[Stored data entries]
========================================================================

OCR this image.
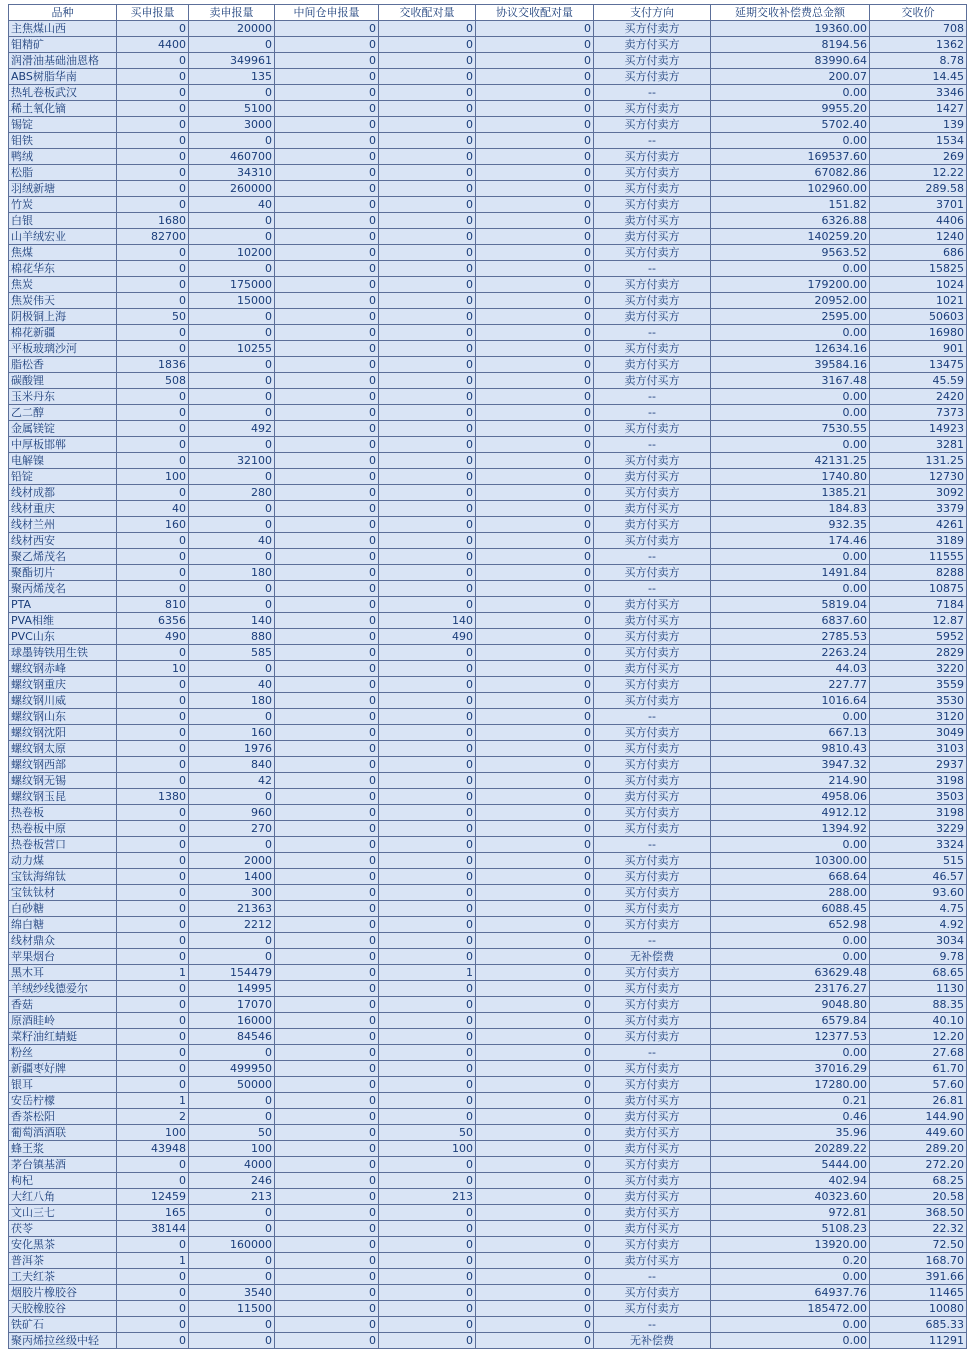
品种	买申报量	卖申报量	中间仓申报量	交收配对量	协议交收配对量	支付方向	延期交收补偿费总金额	交收价
主焦煤山西	0	20000	0	0	0	买方付卖方	19360.00	708
钼精矿	4400	0	0	0	0	卖方付买方	8194.56	1362
润滑油基础油恩格	0	349961	0	0	0	买方付卖方	83990.64	8.78
ABS树脂华南	0	135	0	0	0	买方付卖方	200.07	14.45
热轧卷板武汉	0	0	0	0	0	--	0.00	3346
稀土氧化镝	0	5100	0	0	0	买方付卖方	9955.20	1427
锡锭	0	3000	0	0	0	买方付卖方	5702.40	139
钼铁	0	0	0	0	0	--	0.00	1534
鸭绒	0	460700	0	0	0	买方付卖方	169537.60	269
松脂	0	34310	0	0	0	买方付卖方	67082.86	12.22
羽绒新塘	0	260000	0	0	0	买方付卖方	102960.00	289.58
竹炭	0	40	0	0	0	买方付卖方	151.82	3701
白银	1680	0	0	0	0	卖方付买方	6326.88	4406
山羊绒宏业	82700	0	0	0	0	卖方付买方	140259.20	1240
焦煤	0	10200	0	0	0	买方付卖方	9563.52	686
棉花华东	0	0	0	0	0	--	0.00	15825
焦炭	0	175000	0	0	0	买方付卖方	179200.00	1024
焦炭伟天	0	15000	0	0	0	买方付卖方	20952.00	1021
阴极铜上海	50	0	0	0	0	卖方付买方	2595.00	50603
棉花新疆	0	0	0	0	0	--	0.00	16980
平板玻璃沙河	0	10255	0	0	0	买方付卖方	12634.16	901
脂松香	1836	0	0	0	0	卖方付买方	39584.16	13475
碳酸锂	508	0	0	0	0	卖方付买方	3167.48	45.59
玉米丹东	0	0	0	0	0	--	0.00	2420
乙二醇	0	0	0	0	0	--	0.00	7373
金属镁锭	0	492	0	0	0	买方付卖方	7530.55	14923
中厚板邯郸	0	0	0	0	0	--	0.00	3281
电解镍	0	32100	0	0	0	买方付卖方	42131.25	131.25
铅锭	100	0	0	0	0	卖方付买方	1740.80	12730
线材成都	0	280	0	0	0	买方付卖方	1385.21	3092
线材重庆	40	0	0	0	0	卖方付买方	184.83	3379
线材兰州	160	0	0	0	0	卖方付买方	932.35	4261
线材西安	0	40	0	0	0	买方付卖方	174.46	3189
聚乙烯茂名	0	0	0	0	0	--	0.00	11555
聚酯切片	0	180	0	0	0	买方付卖方	1491.84	8288
聚丙烯茂名	0	0	0	0	0	--	0.00	10875
PTA	810	0	0	0	0	卖方付买方	5819.04	7184
PVA相维	6356	140	0	140	0	卖方付买方	6837.60	12.87
PVC山东	490	880	0	490	0	买方付卖方	2785.53	5952
球墨铸铁用生铁	0	585	0	0	0	买方付卖方	2263.24	2829
螺纹钢赤峰	10	0	0	0	0	卖方付买方	44.03	3220
螺纹钢重庆	0	40	0	0	0	买方付卖方	227.77	3559
螺纹钢川威	0	180	0	0	0	买方付卖方	1016.64	3530
螺纹钢山东	0	0	0	0	0	--	0.00	3120
螺纹钢沈阳	0	160	0	0	0	买方付卖方	667.13	3049
螺纹钢太原	0	1976	0	0	0	买方付卖方	9810.43	3103
螺纹钢西部	0	840	0	0	0	买方付卖方	3947.32	2937
螺纹钢无锡	0	42	0	0	0	买方付卖方	214.90	3198
螺纹钢玉昆	1380	0	0	0	0	卖方付买方	4958.06	3503
热卷板	0	960	0	0	0	买方付卖方	4912.12	3198
热卷板中原	0	270	0	0	0	买方付卖方	1394.92	3229
热卷板营口	0	0	0	0	0	--	0.00	3324
动力煤	0	2000	0	0	0	买方付卖方	10300.00	515
宝钛海绵钛	0	1400	0	0	0	买方付卖方	668.64	46.57
宝钛钛材	0	300	0	0	0	买方付卖方	288.00	93.60
白砂糖	0	21363	0	0	0	买方付卖方	6088.45	4.75
绵白糖	0	2212	0	0	0	买方付卖方	652.98	4.92
线材鼎众	0	0	0	0	0	--	0.00	3034
苹果烟台	0	0	0	0	0	无补偿费	0.00	9.78
黑木耳	1	154479	0	1	0	买方付卖方	63629.48	68.65
羊绒纱线德爱尔	0	14995	0	0	0	买方付卖方	23176.27	1130
香菇	0	17070	0	0	0	买方付卖方	9048.80	88.35
原酒眭岭	0	16000	0	0	0	买方付卖方	6579.84	40.10
菜籽油红蜻蜓	0	84546	0	0	0	买方付卖方	12377.53	12.20
粉丝	0	0	0	0	0	--	0.00	27.68
新疆枣好牌	0	499950	0	0	0	买方付卖方	37016.29	61.70
银耳	0	50000	0	0	0	买方付卖方	17280.00	57.60
安岳柠檬	1	0	0	0	0	卖方付买方	0.21	26.81
香茶松阳	2	0	0	0	0	卖方付买方	0.46	144.90
葡萄酒酒联	100	50	0	50	0	卖方付买方	35.96	449.60
蜂王浆	43948	100	0	100	0	卖方付买方	20289.22	289.20
茅台镇基酒	0	4000	0	0	0	买方付卖方	5444.00	272.20
枸杞	0	246	0	0	0	买方付卖方	402.94	68.25
大红八角	12459	213	0	213	0	卖方付买方	40323.60	20.58
文山三七	165	0	0	0	0	卖方付买方	972.81	368.50
茯苓	38144	0	0	0	0	卖方付买方	5108.23	22.32
安化黑茶	0	160000	0	0	0	买方付卖方	13920.00	72.50
普洱茶	1	0	0	0	0	卖方付买方	0.20	168.70
工夫红茶	0	0	0	0	0	--	0.00	391.66
烟胶片橡胶谷	0	3540	0	0	0	买方付卖方	64937.76	11465
天胶橡胶谷	0	11500	0	0	0	买方付卖方	185472.00	10080
铁矿石	0	0	0	0	0	--	0.00	685.33
聚丙烯拉丝级中轻	0	0	0	0	0	无补偿费	0.00	11291
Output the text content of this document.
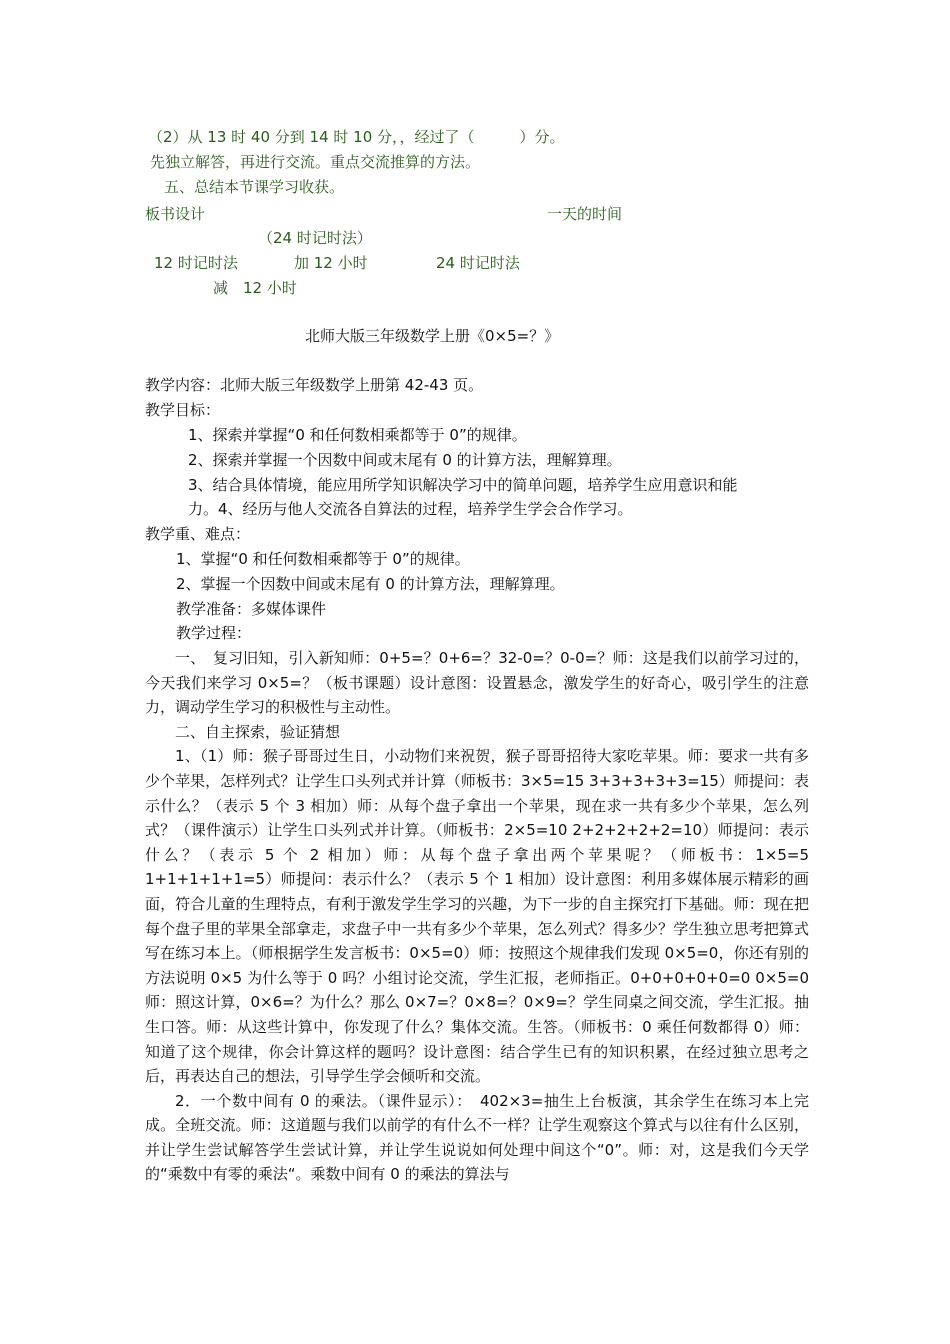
（2）从 13 时 40 分到 14 时 10 分，，经过了（　　　）分。

先独立解答，再进行交流。重点交流推算的方法。

五、总结本节课学习收获。

板书设计	一天的时间

（24 时记时法）

12 时记时法	加 12 小时	24 时记时法

减　12 小时

北师大版三年级数学上册《0×5=？》

教学内容：北师大版三年级数学上册第 42-43 页。

教学目标：

1、探索并掌握“0 和任何数相乘都等于 0”的规律。

2、探索并掌握一个因数中间或末尾有 0 的计算方法，理解算理。

3、结合具体情境，能应用所学知识解决学习中的简单问题，培养学生应用意识和能

力。4、经历与他人交流各自算法的过程，培养学生学会合作学习。

教学重、难点：

1、掌握“0 和任何数相乘都等于 0”的规律。

2、掌握一个因数中间或末尾有 0 的计算方法，理解算理。

教学准备：多媒体课件

教学过程：

一、　复习旧知，引入新知师：0+5=？0+6=？32-0=？0-0=？师：这是我们以前学习过的，今天我们来学习 0×5=？（板书课题）设计意图：设置悬念，激发学生的好奇心，吸引学生的注意力，调动学生学习的积极性与主动性。

二、自主探索，验证猜想

1、（1）师：猴子哥哥过生日，小动物们来祝贺，猴子哥哥招待大家吃苹果。师：要求一共有多少个苹果，怎样列式？让学生口头列式并计算（师板书：3×5=15 3+3+3+3+3=15）师提问：表示什么？（表示 5 个 3 相加）师：从每个盘子拿出一个苹果，现在求一共有多少个苹果，怎么列式？（课件演示）让学生口头列式并计算。（师板书：2×5=10 2+2+2+2+2=10）师提问：表示什么？（表示 5 个 2 相加）师：从每个盘子拿出两个苹果呢？（师板书：1×5=5 1+1+1+1+1=5）师提问：表示什么？（表示 5 个 1 相加）设计意图：利用多媒体展示精彩的画面，符合儿童的生理特点，有利于激发学生学习的兴趣，为下一步的自主探究打下基础。师：现在把每个盘子里的苹果全部拿走，求盘子中一共有多少个苹果，怎么列式？得多少？学生独立思考把算式写在练习本上。（师根据学生发言板书：0×5=0）师：按照这个规律我们发现 0×5=0，你还有别的方法说明 0×5 为什么等于 0 吗？小组讨论交流，学生汇报，老师指正。0+0+0+0+0=0 0×5=0 师：照这计算，0×6=？为什么？那么 0×7=？0×8=？0×9=？学生同桌之间交流，学生汇报。抽生口答。师：从这些计算中，你发现了什么？集体交流。生答。（师板书：0 乘任何数都得 0）师：知道了这个规律，你会计算这样的题吗？设计意图：结合学生已有的知识积累，在经过独立思考之后，再表达自己的想法，引导学生学会倾听和交流。

2．一个数中间有 0 的乘法。（课件显示）：　402×3=抽生上台板演，其余学生在练习本上完成。全班交流。师：这道题与我们以前学的有什么不一样？让学生观察这个算式与以往有什么区别，并让学生尝试解答学生尝试计算，并让学生说说如何处理中间这个“0”。师：对，这是我们今天学的“乘数中有零的乘法“。乘数中间有 0 的乘法的算法与
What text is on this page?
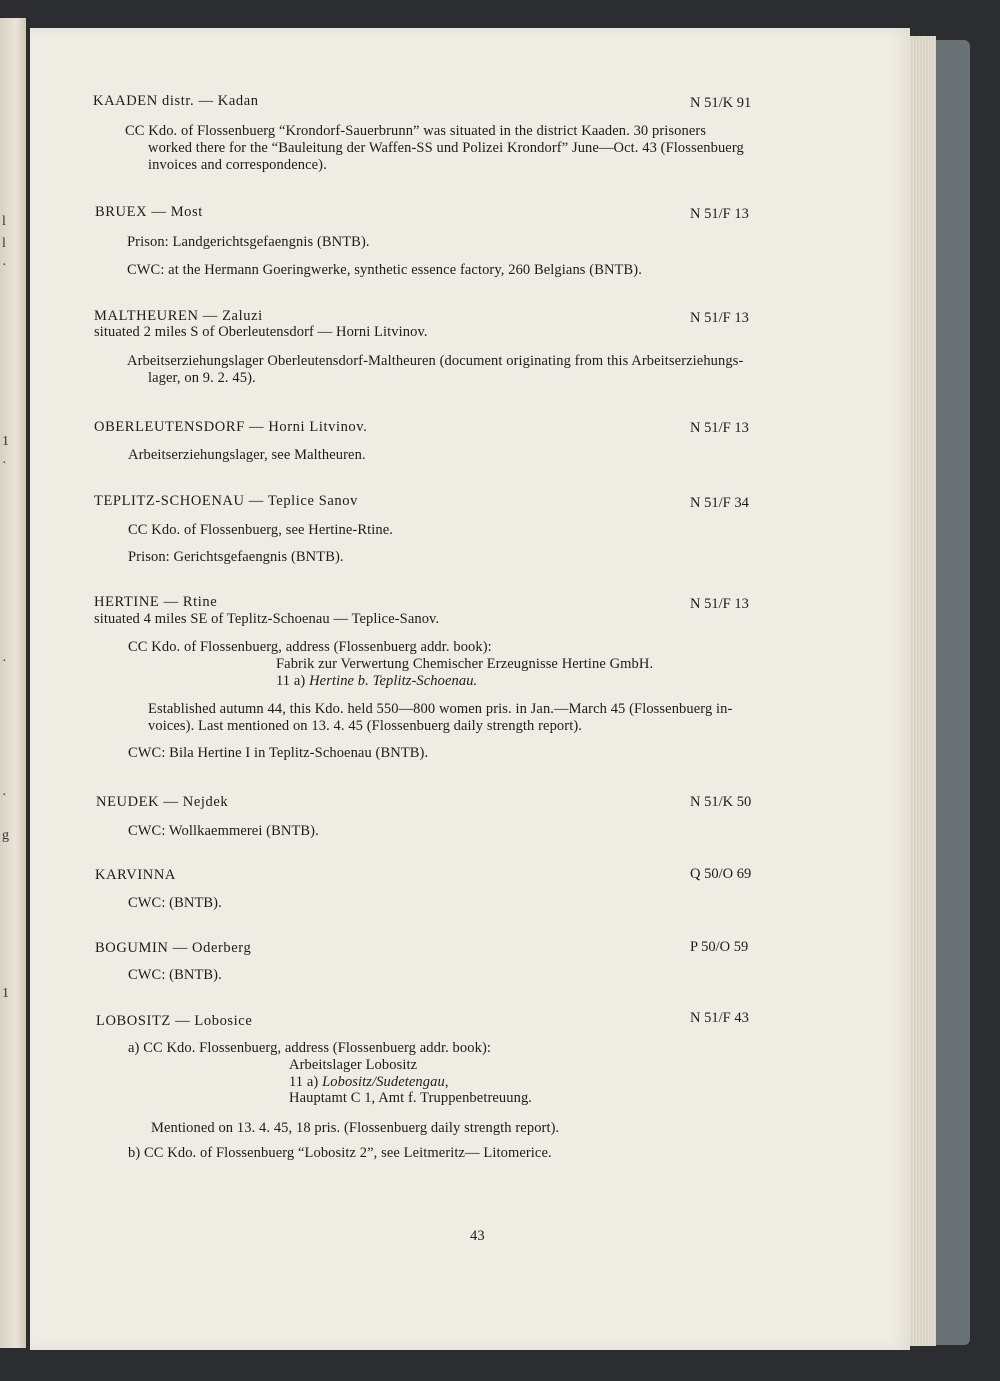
l
l
·
1
·
·
·
g
1
KAADEN distr. — Kadan	N 51/K 91
CC Kdo. of Flossenbuerg “Krondorf-Sauerbrunn” was situated in the district Kaaden. 30 prisoners
worked there for the “Bauleitung der Waffen-SS und Polizei Krondorf” June—Oct. 43 (Flossenbuerg
invoices and correspondence).
BRUEX — Most	N 51/F 13
Prison: Landgerichtsgefaengnis (BNTB).
CWC: at the Hermann Goeringwerke, synthetic essence factory, 260 Belgians (BNTB).
MALTHEUREN — Zaluzi	N 51/F 13
situated 2 miles S of Oberleutensdorf — Horni Litvinov.
Arbeitserziehungslager Oberleutensdorf-Maltheuren (document originating from this Arbeitserziehungs-
lager, on 9. 2. 45).
OBERLEUTENSDORF — Horni Litvinov.	N 51/F 13
Arbeitserziehungslager, see Maltheuren.
TEPLITZ-SCHOENAU — Teplice Sanov	N 51/F 34
CC Kdo. of Flossenbuerg, see Hertine-Rtine.
Prison: Gerichtsgefaengnis (BNTB).
HERTINE — Rtine	N 51/F 13
situated 4 miles SE of Teplitz-Schoenau — Teplice-Sanov.
CC Kdo. of Flossenbuerg, address (Flossenbuerg addr. book):
Fabrik zur Verwertung Chemischer Erzeugnisse Hertine GmbH.
11 a) Hertine b. Teplitz-Schoenau.
Established autumn 44, this Kdo. held 550—800 women pris. in Jan.—March 45 (Flossenbuerg in-
voices). Last mentioned on 13. 4. 45 (Flossenbuerg daily strength report).
CWC: Bila Hertine I in Teplitz-Schoenau (BNTB).
NEUDEK — Nejdek	N 51/K 50
CWC: Wollkaemmerei (BNTB).
KARVINNA	Q 50/O 69
CWC: (BNTB).
BOGUMIN — Oderberg	P 50/O 59
CWC: (BNTB).
LOBOSITZ — Lobosice	N 51/F 43
a) CC Kdo. Flossenbuerg, address (Flossenbuerg addr. book):
Arbeitslager Lobositz
11 a) Lobositz/Sudetengau,
Hauptamt C 1, Amt f. Truppenbetreuung.
Mentioned on 13. 4. 45, 18 pris. (Flossenbuerg daily strength report).
b) CC Kdo. of Flossenbuerg “Lobositz 2”, see Leitmeritz— Litomerice.
43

========================================================================

### Short exercise
Pick out the lines that include the word "Teplice" and write them out.

### The completed task
TEPLITZ-SCHOENAU — Teplice Sanov	N 51/F 34
situated 4 miles SE of Teplitz-Schoenau — Teplice-Sanov.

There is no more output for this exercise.